[Start PROVIDED RECORDS]

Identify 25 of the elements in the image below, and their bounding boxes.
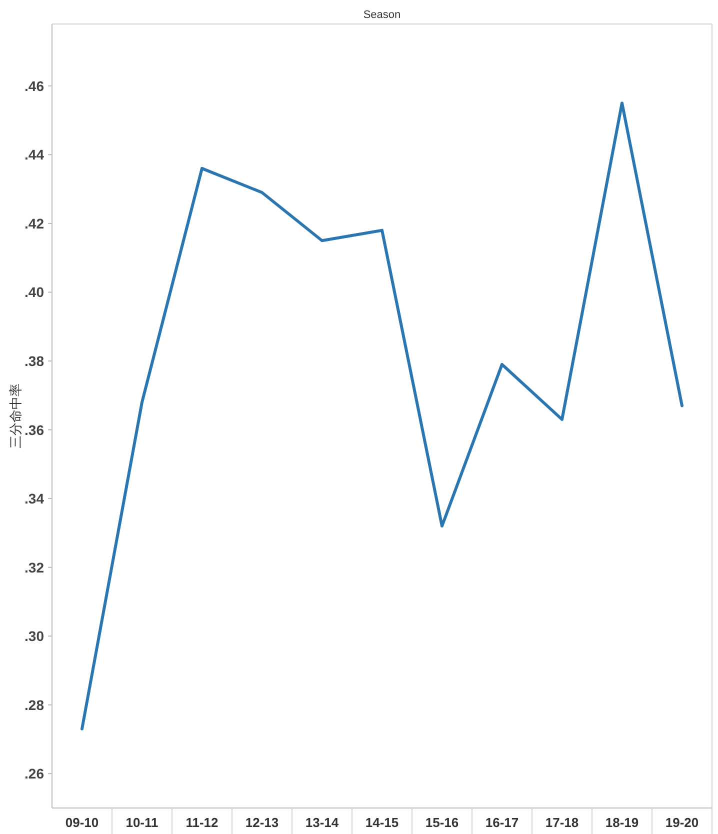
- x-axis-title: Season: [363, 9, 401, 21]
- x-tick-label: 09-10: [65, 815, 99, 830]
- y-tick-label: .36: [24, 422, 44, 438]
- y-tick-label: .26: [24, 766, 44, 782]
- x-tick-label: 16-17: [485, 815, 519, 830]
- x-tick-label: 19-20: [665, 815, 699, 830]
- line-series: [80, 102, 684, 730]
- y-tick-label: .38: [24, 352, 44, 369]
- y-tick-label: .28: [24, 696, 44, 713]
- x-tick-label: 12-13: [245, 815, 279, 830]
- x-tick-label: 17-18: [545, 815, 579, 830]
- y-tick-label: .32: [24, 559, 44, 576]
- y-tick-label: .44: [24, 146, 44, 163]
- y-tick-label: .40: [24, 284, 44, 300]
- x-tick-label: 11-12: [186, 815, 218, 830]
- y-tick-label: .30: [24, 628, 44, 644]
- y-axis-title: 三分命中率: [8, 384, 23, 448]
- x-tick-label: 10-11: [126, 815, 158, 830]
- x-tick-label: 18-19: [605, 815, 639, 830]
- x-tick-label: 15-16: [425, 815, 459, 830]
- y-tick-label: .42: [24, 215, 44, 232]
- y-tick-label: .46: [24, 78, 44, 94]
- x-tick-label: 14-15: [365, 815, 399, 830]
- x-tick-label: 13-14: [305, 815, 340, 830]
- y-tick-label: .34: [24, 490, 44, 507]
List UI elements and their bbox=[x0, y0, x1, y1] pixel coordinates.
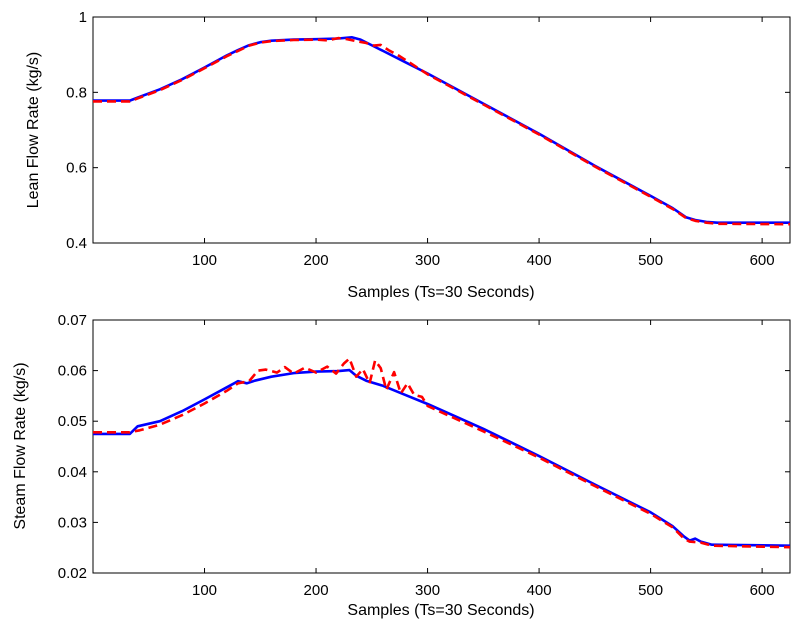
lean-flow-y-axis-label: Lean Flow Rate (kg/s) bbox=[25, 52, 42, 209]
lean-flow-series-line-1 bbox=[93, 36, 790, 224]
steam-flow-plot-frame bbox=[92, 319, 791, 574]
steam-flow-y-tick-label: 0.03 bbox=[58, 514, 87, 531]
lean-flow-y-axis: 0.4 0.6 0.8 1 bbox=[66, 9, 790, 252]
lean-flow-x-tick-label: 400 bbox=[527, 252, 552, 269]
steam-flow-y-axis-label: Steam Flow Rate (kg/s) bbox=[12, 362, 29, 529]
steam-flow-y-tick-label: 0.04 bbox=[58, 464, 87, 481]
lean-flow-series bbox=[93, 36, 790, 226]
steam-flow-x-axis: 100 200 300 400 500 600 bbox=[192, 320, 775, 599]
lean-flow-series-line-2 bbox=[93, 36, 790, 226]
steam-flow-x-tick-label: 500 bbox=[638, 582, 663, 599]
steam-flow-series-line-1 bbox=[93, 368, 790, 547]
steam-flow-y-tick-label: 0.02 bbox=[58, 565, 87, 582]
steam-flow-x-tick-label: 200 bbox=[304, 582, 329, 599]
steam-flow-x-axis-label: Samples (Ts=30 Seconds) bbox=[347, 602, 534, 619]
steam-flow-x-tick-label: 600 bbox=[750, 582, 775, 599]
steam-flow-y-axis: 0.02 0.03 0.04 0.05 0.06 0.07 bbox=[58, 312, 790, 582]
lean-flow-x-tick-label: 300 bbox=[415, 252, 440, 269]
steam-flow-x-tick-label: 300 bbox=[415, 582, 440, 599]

[End PROVIDED RECORDS]

- _PROBLEM DESCRIPTION_: Copy every line above verbatim, omitting the pictures.

- _PROBLEM SOLUTION_:
Identify 25 of the elements in the image below, and their bounding boxes.
- x-axis-title: Season: [363, 9, 401, 21]
- x-tick-label: 09-10: [65, 815, 99, 830]
- y-tick-label: .36: [24, 422, 44, 438]
- y-tick-label: .26: [24, 766, 44, 782]
- x-tick-label: 16-17: [485, 815, 519, 830]
- x-tick-label: 19-20: [665, 815, 699, 830]
- line-series: [80, 102, 684, 730]
- y-tick-label: .38: [24, 352, 44, 369]
- y-tick-label: .28: [24, 696, 44, 713]
- x-tick-label: 12-13: [245, 815, 279, 830]
- x-tick-label: 17-18: [545, 815, 579, 830]
- y-tick-label: .32: [24, 559, 44, 576]
- y-tick-label: .44: [24, 146, 44, 163]
- y-tick-label: .40: [24, 284, 44, 300]
- x-tick-label: 11-12: [186, 815, 218, 830]
- y-tick-label: .30: [24, 628, 44, 644]
- y-axis-title: 三分命中率: [8, 384, 23, 448]
- x-tick-label: 10-11: [126, 815, 158, 830]
- x-tick-label: 18-19: [605, 815, 639, 830]
- x-tick-label: 15-16: [425, 815, 459, 830]
- y-tick-label: .42: [24, 215, 44, 232]
- y-tick-label: .46: [24, 78, 44, 94]
- x-tick-label: 14-15: [365, 815, 399, 830]
- x-tick-label: 13-14: [305, 815, 340, 830]
- y-tick-label: .34: [24, 490, 44, 507]
List UI elements and their bbox=[x0, y0, x1, y1] pixel coordinates.
lean-flow-y-axis-label: Lean Flow Rate (kg/s) bbox=[25, 52, 42, 209]
lean-flow-series-line-1 bbox=[93, 36, 790, 224]
steam-flow-plot-frame bbox=[92, 319, 791, 574]
steam-flow-y-tick-label: 0.03 bbox=[58, 514, 87, 531]
lean-flow-y-axis: 0.4 0.6 0.8 1 bbox=[66, 9, 790, 252]
lean-flow-x-tick-label: 400 bbox=[527, 252, 552, 269]
steam-flow-y-axis-label: Steam Flow Rate (kg/s) bbox=[12, 362, 29, 529]
steam-flow-y-tick-label: 0.04 bbox=[58, 464, 87, 481]
lean-flow-series bbox=[93, 36, 790, 226]
steam-flow-x-axis: 100 200 300 400 500 600 bbox=[192, 320, 775, 599]
lean-flow-series-line-2 bbox=[93, 36, 790, 226]
steam-flow-x-tick-label: 500 bbox=[638, 582, 663, 599]
steam-flow-series-line-1 bbox=[93, 368, 790, 547]
steam-flow-y-tick-label: 0.02 bbox=[58, 565, 87, 582]
steam-flow-x-tick-label: 200 bbox=[304, 582, 329, 599]
steam-flow-x-axis-label: Samples (Ts=30 Seconds) bbox=[347, 602, 534, 619]
steam-flow-x-tick-label: 600 bbox=[750, 582, 775, 599]
steam-flow-y-axis: 0.02 0.03 0.04 0.05 0.06 0.07 bbox=[58, 312, 790, 582]
lean-flow-x-tick-label: 300 bbox=[415, 252, 440, 269]
steam-flow-x-tick-label: 300 bbox=[415, 582, 440, 599]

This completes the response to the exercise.